_Goal_. An exact reproduction of the records is required, with all images left out.

[Stored records]
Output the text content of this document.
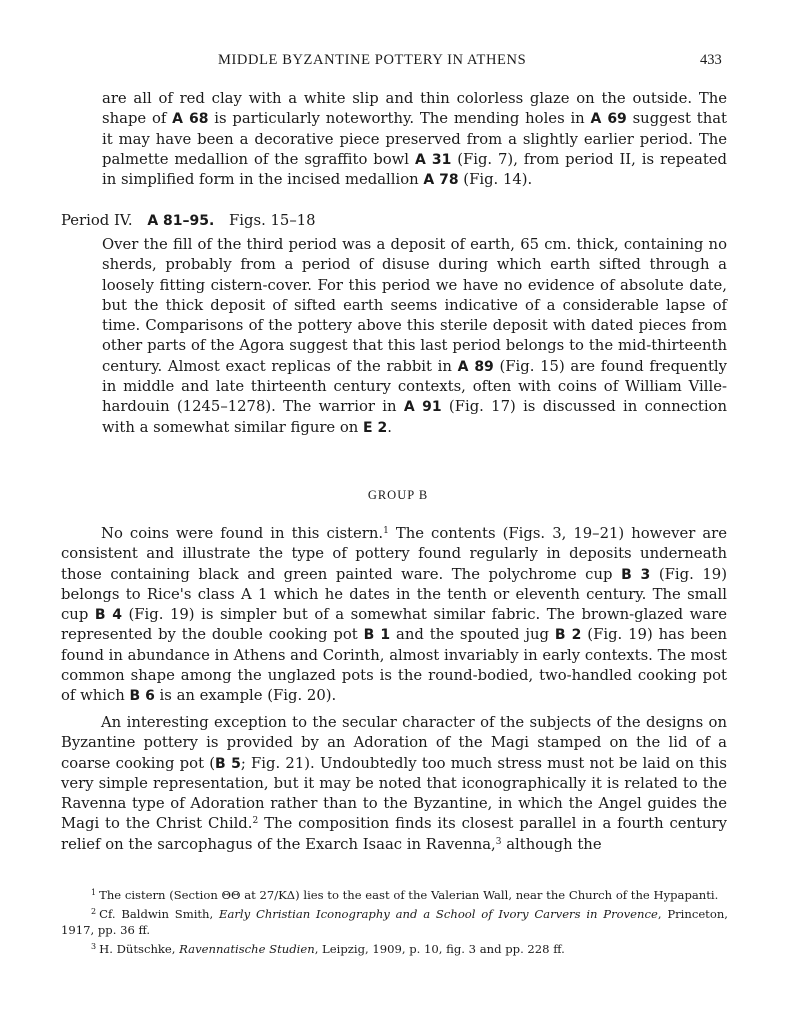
MIDDLE BYZANTINE POTTERY IN ATHENS	433

are all of red clay with a white slip and thin colorless glaze on the outside. The shape of A 68 is particularly noteworthy. The mending holes in A 69 suggest that it may have been a decorative piece preserved from a slightly earlier period. The palmette medallion of the sgraffito bowl A 31 (Fig. 7), from period II, is repeated in simplified form in the incised medallion A 78 (Fig. 14).

Period IV. A 81–95. Figs. 15–18

Over the fill of the third period was a deposit of earth, 65 cm. thick, containing no sherds, probably from a period of disuse during which earth sifted through a loosely fitting cistern-cover. For this period we have no evidence of absolute date, but the thick deposit of sifted earth seems indicative of a considerable lapse of time. Comparisons of the pottery above this sterile deposit with dated pieces from other parts of the Agora suggest that this last period belongs to the mid-thirteenth century. Almost exact replicas of the rabbit in A 89 (Fig. 15) are found frequently in middle and late thirteenth century contexts, often with coins of William Ville-hardouin (1245–1278). The warrior in A 91 (Fig. 17) is discussed in connection with a somewhat similar figure on E 2.

GROUP B

No coins were found in this cistern.$^1$ The contents (Figs. 3, 19–21) however are consistent and illustrate the type of pottery found regularly in deposits underneath those containing black and green painted ware. The polychrome cup B 3 (Fig. 19) belongs to Rice's class A 1 which he dates in the tenth or eleventh century. The small cup B 4 (Fig. 19) is simpler but of a somewhat similar fabric. The brown-glazed ware represented by the double cooking pot B 1 and the spouted jug B 2 (Fig. 19) has been found in abundance in Athens and Corinth, almost invariably in early contexts. The most common shape among the unglazed pots is the round-bodied, two-handled cooking pot of which B 6 is an example (Fig. 20).

An interesting exception to the secular character of the subjects of the designs on Byzantine pottery is provided by an Adoration of the Magi stamped on the lid of a coarse cooking pot (B 5; Fig. 21). Undoubtedly too much stress must not be laid on this very simple representation, but it may be noted that iconographically it is related to the Ravenna type of Adoration rather than to the Byzantine, in which the Angel guides the Magi to the Christ Child.$^2$ The composition finds its closest parallel in a fourth century relief on the sarcophagus of the Exarch Isaac in Ravenna,$^3$ although the

$^1$ The cistern (Section ΘΘ at 27/ΚΔ) lies to the east of the Valerian Wall, near the Church of the Hypapanti.

$^2$ Cf. Baldwin Smith, Early Christian Iconography and a School of Ivory Carvers in Provence, Princeton, 1917, pp. 36 ff.

$^3$ H. Dütschke, Ravennatische Studien, Leipzig, 1909, p. 10, fig. 3 and pp. 228 ff.
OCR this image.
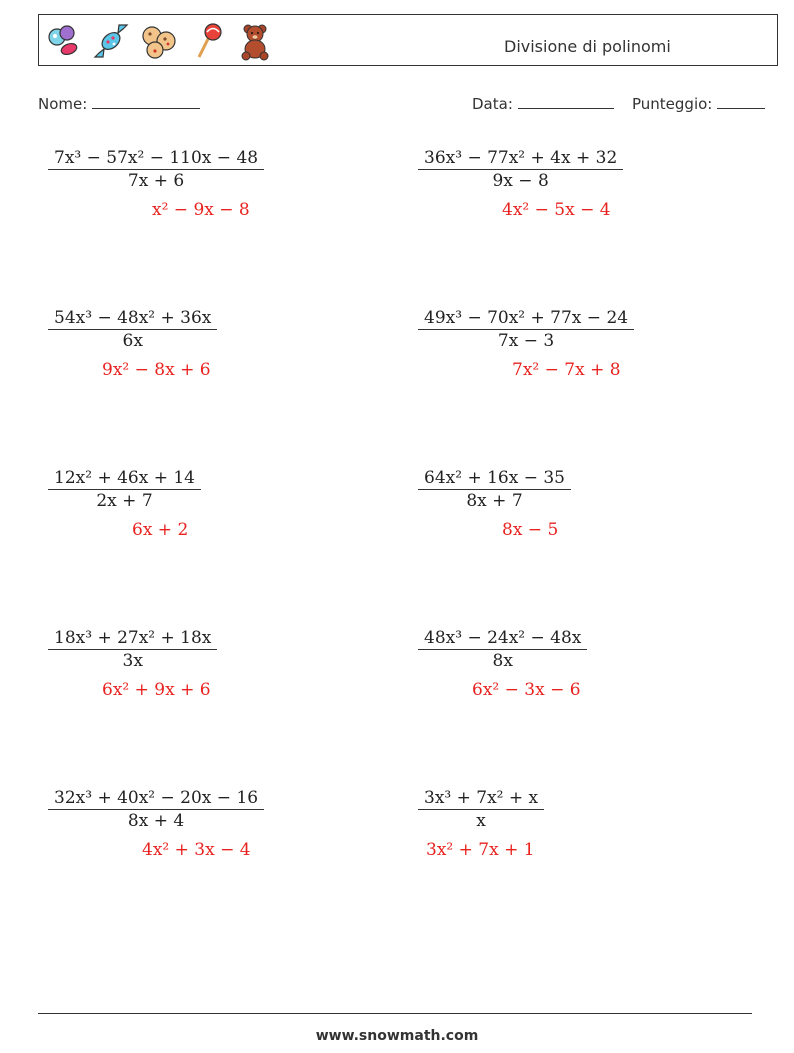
Divisione di polinomi
Nome:	Data:	Punteggio:
$\frac{\text{7x³ − 57x² − 110x − 48}}{7x + 6}$
x² − 9x − 8
$\frac{\text{36x³ − 77x² + 4x + 32}}{9x - 8}$
4x² − 5x − 4
$\frac{\text{54x³ − 48x² + 36x}}{6x}$
9x² − 8x + 6
$\frac{\text{49x³ − 70x² + 77x − 24}}{7x - 3}$
7x² − 7x + 8
$\frac{\text{12x² + 46x + 14}}{2x + 7}$
6x + 2
$\frac{\text{64x² + 16x − 35}}{8x + 7}$
8x − 5
$\frac{\text{18x³ + 27x² + 18x}}{3x}$
6x² + 9x + 6
$\frac{\text{48x³ − 24x² − 48x}}{8x}$
6x² − 3x − 6
$\frac{\text{32x³ + 40x² − 20x − 16}}{8x + 4}$
4x² + 3x − 4
$\frac{\text{3x³ + 7x² + x}}{x}$
3x² + 7x + 1
www.snowmath.com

_Final answer_.
Output the text content of this document.
MIDDLE BYZANTINE POTTERY IN ATHENS	433

are all of red clay with a white slip and thin colorless glaze on the outside. The shape of A 68 is particularly noteworthy. The mending holes in A 69 suggest that it may have been a decorative piece preserved from a slightly earlier period. The palmette medallion of the sgraffito bowl A 31 (Fig. 7), from period II, is repeated in simplified form in the incised medallion A 78 (Fig. 14).

Period IV. A 81–95. Figs. 15–18

Over the fill of the third period was a deposit of earth, 65 cm. thick, containing no sherds, probably from a period of disuse during which earth sifted through a loosely fitting cistern-cover. For this period we have no evidence of absolute date, but the thick deposit of sifted earth seems indicative of a considerable lapse of time. Comparisons of the pottery above this sterile deposit with dated pieces from other parts of the Agora suggest that this last period belongs to the mid-thirteenth century. Almost exact replicas of the rabbit in A 89 (Fig. 15) are found frequently in middle and late thirteenth century contexts, often with coins of William Ville-hardouin (1245–1278). The warrior in A 91 (Fig. 17) is discussed in connection with a somewhat similar figure on E 2.

GROUP B

No coins were found in this cistern.$^1$ The contents (Figs. 3, 19–21) however are consistent and illustrate the type of pottery found regularly in deposits underneath those containing black and green painted ware. The polychrome cup B 3 (Fig. 19) belongs to Rice's class A 1 which he dates in the tenth or eleventh century. The small cup B 4 (Fig. 19) is simpler but of a somewhat similar fabric. The brown-glazed ware represented by the double cooking pot B 1 and the spouted jug B 2 (Fig. 19) has been found in abundance in Athens and Corinth, almost invariably in early contexts. The most common shape among the unglazed pots is the round-bodied, two-handled cooking pot of which B 6 is an example (Fig. 20).

An interesting exception to the secular character of the subjects of the designs on Byzantine pottery is provided by an Adoration of the Magi stamped on the lid of a coarse cooking pot (B 5; Fig. 21). Undoubtedly too much stress must not be laid on this very simple representation, but it may be noted that iconographically it is related to the Ravenna type of Adoration rather than to the Byzantine, in which the Angel guides the Magi to the Christ Child.$^2$ The composition finds its closest parallel in a fourth century relief on the sarcophagus of the Exarch Isaac in Ravenna,$^3$ although the

$^1$ The cistern (Section ΘΘ at 27/ΚΔ) lies to the east of the Valerian Wall, near the Church of the Hypapanti.

$^2$ Cf. Baldwin Smith, Early Christian Iconography and a School of Ivory Carvers in Provence, Princeton, 1917, pp. 36 ff.

$^3$ H. Dütschke, Ravennatische Studien, Leipzig, 1909, p. 10, fig. 3 and pp. 228 ff.
OCR this image.
Divisione di polinomi
Nome:	Data:	Punteggio:
$\frac{\text{7x³ − 57x² − 110x − 48}}{7x + 6}$
x² − 9x − 8
$\frac{\text{36x³ − 77x² + 4x + 32}}{9x - 8}$
4x² − 5x − 4
$\frac{\text{54x³ − 48x² + 36x}}{6x}$
9x² − 8x + 6
$\frac{\text{49x³ − 70x² + 77x − 24}}{7x - 3}$
7x² − 7x + 8
$\frac{\text{12x² + 46x + 14}}{2x + 7}$
6x + 2
$\frac{\text{64x² + 16x − 35}}{8x + 7}$
8x − 5
$\frac{\text{18x³ + 27x² + 18x}}{3x}$
6x² + 9x + 6
$\frac{\text{48x³ − 24x² − 48x}}{8x}$
6x² − 3x − 6
$\frac{\text{32x³ + 40x² − 20x − 16}}{8x + 4}$
4x² + 3x − 4
$\frac{\text{3x³ + 7x² + x}}{x}$
3x² + 7x + 1
www.snowmath.com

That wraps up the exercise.